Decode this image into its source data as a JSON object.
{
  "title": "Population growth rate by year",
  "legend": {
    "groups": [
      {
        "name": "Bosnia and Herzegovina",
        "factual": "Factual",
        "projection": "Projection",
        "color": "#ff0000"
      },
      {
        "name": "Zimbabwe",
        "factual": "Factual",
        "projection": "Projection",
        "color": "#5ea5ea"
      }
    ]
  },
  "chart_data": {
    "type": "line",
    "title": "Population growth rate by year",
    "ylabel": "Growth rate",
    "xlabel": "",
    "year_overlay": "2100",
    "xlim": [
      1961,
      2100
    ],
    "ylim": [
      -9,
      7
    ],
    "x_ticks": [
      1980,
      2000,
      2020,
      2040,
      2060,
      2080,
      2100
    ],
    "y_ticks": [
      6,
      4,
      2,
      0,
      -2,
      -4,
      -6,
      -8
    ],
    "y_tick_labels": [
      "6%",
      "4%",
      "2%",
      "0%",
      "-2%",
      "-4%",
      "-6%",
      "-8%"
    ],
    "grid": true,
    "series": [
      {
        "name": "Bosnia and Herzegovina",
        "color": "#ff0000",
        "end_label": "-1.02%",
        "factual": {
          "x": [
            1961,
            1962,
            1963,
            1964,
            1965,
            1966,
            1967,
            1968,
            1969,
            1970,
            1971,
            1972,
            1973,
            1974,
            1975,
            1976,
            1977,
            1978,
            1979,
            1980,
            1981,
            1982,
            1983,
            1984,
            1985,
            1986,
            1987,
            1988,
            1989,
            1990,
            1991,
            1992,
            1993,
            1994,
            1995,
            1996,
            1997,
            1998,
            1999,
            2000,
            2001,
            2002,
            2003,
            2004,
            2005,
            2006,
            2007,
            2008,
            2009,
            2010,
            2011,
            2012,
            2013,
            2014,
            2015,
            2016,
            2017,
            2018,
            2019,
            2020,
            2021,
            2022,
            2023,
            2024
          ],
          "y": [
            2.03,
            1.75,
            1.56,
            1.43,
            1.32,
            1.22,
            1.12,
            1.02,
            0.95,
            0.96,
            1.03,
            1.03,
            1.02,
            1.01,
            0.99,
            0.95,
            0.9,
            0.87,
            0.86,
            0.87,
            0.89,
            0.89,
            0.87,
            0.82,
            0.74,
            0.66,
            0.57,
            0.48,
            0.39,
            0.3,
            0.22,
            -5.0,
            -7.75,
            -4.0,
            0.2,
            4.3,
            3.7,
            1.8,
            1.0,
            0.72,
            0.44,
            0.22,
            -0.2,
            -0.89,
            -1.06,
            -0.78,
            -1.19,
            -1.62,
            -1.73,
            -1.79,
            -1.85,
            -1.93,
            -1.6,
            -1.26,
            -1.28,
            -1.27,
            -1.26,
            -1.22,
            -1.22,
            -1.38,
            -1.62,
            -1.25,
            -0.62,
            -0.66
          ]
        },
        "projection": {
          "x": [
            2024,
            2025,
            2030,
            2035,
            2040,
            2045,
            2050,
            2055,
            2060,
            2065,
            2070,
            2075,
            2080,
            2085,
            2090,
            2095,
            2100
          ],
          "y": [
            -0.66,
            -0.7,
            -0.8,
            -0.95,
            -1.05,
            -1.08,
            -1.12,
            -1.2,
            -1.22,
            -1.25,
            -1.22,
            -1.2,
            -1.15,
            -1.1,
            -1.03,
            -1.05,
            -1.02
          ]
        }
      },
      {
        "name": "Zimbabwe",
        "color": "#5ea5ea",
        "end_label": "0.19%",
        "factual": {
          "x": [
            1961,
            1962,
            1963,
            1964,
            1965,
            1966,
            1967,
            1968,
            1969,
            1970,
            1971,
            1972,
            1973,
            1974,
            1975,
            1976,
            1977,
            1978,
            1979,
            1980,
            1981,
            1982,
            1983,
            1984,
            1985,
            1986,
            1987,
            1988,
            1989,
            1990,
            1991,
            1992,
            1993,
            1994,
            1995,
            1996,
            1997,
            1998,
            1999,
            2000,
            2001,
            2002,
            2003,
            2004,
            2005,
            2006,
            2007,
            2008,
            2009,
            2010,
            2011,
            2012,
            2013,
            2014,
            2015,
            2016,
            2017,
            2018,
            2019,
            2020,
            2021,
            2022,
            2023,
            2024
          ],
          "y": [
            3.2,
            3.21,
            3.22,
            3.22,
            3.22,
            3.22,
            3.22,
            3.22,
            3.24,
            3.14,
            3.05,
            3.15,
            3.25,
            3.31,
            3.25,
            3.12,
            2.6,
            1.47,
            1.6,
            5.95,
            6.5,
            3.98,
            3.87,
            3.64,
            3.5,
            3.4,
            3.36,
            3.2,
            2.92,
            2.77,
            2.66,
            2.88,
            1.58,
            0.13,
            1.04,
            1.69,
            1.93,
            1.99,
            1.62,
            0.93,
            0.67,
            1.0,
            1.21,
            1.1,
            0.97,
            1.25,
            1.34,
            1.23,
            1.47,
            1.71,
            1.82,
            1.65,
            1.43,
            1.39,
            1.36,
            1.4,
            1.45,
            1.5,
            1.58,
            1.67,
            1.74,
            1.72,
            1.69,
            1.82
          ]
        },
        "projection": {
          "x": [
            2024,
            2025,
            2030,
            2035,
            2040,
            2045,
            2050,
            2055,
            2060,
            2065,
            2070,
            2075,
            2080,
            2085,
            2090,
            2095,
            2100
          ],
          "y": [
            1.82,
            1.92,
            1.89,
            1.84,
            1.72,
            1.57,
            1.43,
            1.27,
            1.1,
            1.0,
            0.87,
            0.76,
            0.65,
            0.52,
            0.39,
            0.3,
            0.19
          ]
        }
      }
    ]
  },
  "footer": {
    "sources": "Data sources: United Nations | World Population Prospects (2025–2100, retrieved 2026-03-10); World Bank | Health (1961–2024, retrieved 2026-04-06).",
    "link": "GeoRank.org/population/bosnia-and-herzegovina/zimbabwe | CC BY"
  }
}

——

§ SHORT EXERCISE:
Each record above should be restated word for word.

§ SOLUTION:
Decode this image into its source data as a JSON object.
{
  "title": "Population growth rate by year",
  "legend": {
    "groups": [
      {
        "name": "Bosnia and Herzegovina",
        "factual": "Factual",
        "projection": "Projection",
        "color": "#ff0000"
      },
      {
        "name": "Zimbabwe",
        "factual": "Factual",
        "projection": "Projection",
        "color": "#5ea5ea"
      }
    ]
  },
  "chart_data": {
    "type": "line",
    "title": "Population growth rate by year",
    "ylabel": "Growth rate",
    "xlabel": "",
    "year_overlay": "2100",
    "xlim": [
      1961,
      2100
    ],
    "ylim": [
      -9,
      7
    ],
    "x_ticks": [
      1980,
      2000,
      2020,
      2040,
      2060,
      2080,
      2100
    ],
    "y_ticks": [
      6,
      4,
      2,
      0,
      -2,
      -4,
      -6,
      -8
    ],
    "y_tick_labels": [
      "6%",
      "4%",
      "2%",
      "0%",
      "-2%",
      "-4%",
      "-6%",
      "-8%"
    ],
    "grid": true,
    "series": [
      {
        "name": "Bosnia and Herzegovina",
        "color": "#ff0000",
        "end_label": "-1.02%",
        "factual": {
          "x": [
            1961,
            1962,
            1963,
            1964,
            1965,
            1966,
            1967,
            1968,
            1969,
            1970,
            1971,
            1972,
            1973,
            1974,
            1975,
            1976,
            1977,
            1978,
            1979,
            1980,
            1981,
            1982,
            1983,
            1984,
            1985,
            1986,
            1987,
            1988,
            1989,
            1990,
            1991,
            1992,
            1993,
            1994,
            1995,
            1996,
            1997,
            1998,
            1999,
            2000,
            2001,
            2002,
            2003,
            2004,
            2005,
            2006,
            2007,
            2008,
            2009,
            2010,
            2011,
            2012,
            2013,
            2014,
            2015,
            2016,
            2017,
            2018,
            2019,
            2020,
            2021,
            2022,
            2023,
            2024
          ],
          "y": [
            2.03,
            1.75,
            1.56,
            1.43,
            1.32,
            1.22,
            1.12,
            1.02,
            0.95,
            0.96,
            1.03,
            1.03,
            1.02,
            1.01,
            0.99,
            0.95,
            0.9,
            0.87,
            0.86,
            0.87,
            0.89,
            0.89,
            0.87,
            0.82,
            0.74,
            0.66,
            0.57,
            0.48,
            0.39,
            0.3,
            0.22,
            -5.0,
            -7.75,
            -4.0,
            0.2,
            4.3,
            3.7,
            1.8,
            1.0,
            0.72,
            0.44,
            0.22,
            -0.2,
            -0.89,
            -1.06,
            -0.78,
            -1.19,
            -1.62,
            -1.73,
            -1.79,
            -1.85,
            -1.93,
            -1.6,
            -1.26,
            -1.28,
            -1.27,
            -1.26,
            -1.22,
            -1.22,
            -1.38,
            -1.62,
            -1.25,
            -0.62,
            -0.66
          ]
        },
        "projection": {
          "x": [
            2024,
            2025,
            2030,
            2035,
            2040,
            2045,
            2050,
            2055,
            2060,
            2065,
            2070,
            2075,
            2080,
            2085,
            2090,
            2095,
            2100
          ],
          "y": [
            -0.66,
            -0.7,
            -0.8,
            -0.95,
            -1.05,
            -1.08,
            -1.12,
            -1.2,
            -1.22,
            -1.25,
            -1.22,
            -1.2,
            -1.15,
            -1.1,
            -1.03,
            -1.05,
            -1.02
          ]
        }
      },
      {
        "name": "Zimbabwe",
        "color": "#5ea5ea",
        "end_label": "0.19%",
        "factual": {
          "x": [
            1961,
            1962,
            1963,
            1964,
            1965,
            1966,
            1967,
            1968,
            1969,
            1970,
            1971,
            1972,
            1973,
            1974,
            1975,
            1976,
            1977,
            1978,
            1979,
            1980,
            1981,
            1982,
            1983,
            1984,
            1985,
            1986,
            1987,
            1988,
            1989,
            1990,
            1991,
            1992,
            1993,
            1994,
            1995,
            1996,
            1997,
            1998,
            1999,
            2000,
            2001,
            2002,
            2003,
            2004,
            2005,
            2006,
            2007,
            2008,
            2009,
            2010,
            2011,
            2012,
            2013,
            2014,
            2015,
            2016,
            2017,
            2018,
            2019,
            2020,
            2021,
            2022,
            2023,
            2024
          ],
          "y": [
            3.2,
            3.21,
            3.22,
            3.22,
            3.22,
            3.22,
            3.22,
            3.22,
            3.24,
            3.14,
            3.05,
            3.15,
            3.25,
            3.31,
            3.25,
            3.12,
            2.6,
            1.47,
            1.6,
            5.95,
            6.5,
            3.98,
            3.87,
            3.64,
            3.5,
            3.4,
            3.36,
            3.2,
            2.92,
            2.77,
            2.66,
            2.88,
            1.58,
            0.13,
            1.04,
            1.69,
            1.93,
            1.99,
            1.62,
            0.93,
            0.67,
            1.0,
            1.21,
            1.1,
            0.97,
            1.25,
            1.34,
            1.23,
            1.47,
            1.71,
            1.82,
            1.65,
            1.43,
            1.39,
            1.36,
            1.4,
            1.45,
            1.5,
            1.58,
            1.67,
            1.74,
            1.72,
            1.69,
            1.82
          ]
        },
        "projection": {
          "x": [
            2024,
            2025,
            2030,
            2035,
            2040,
            2045,
            2050,
            2055,
            2060,
            2065,
            2070,
            2075,
            2080,
            2085,
            2090,
            2095,
            2100
          ],
          "y": [
            1.82,
            1.92,
            1.89,
            1.84,
            1.72,
            1.57,
            1.43,
            1.27,
            1.1,
            1.0,
            0.87,
            0.76,
            0.65,
            0.52,
            0.39,
            0.3,
            0.19
          ]
        }
      }
    ]
  },
  "footer": {
    "sources": "Data sources: United Nations | World Population Prospects (2025–2100, retrieved 2026-03-10); World Bank | Health (1961–2024, retrieved 2026-04-06).",
    "link": "GeoRank.org/population/bosnia-and-herzegovina/zimbabwe | CC BY"
  }
}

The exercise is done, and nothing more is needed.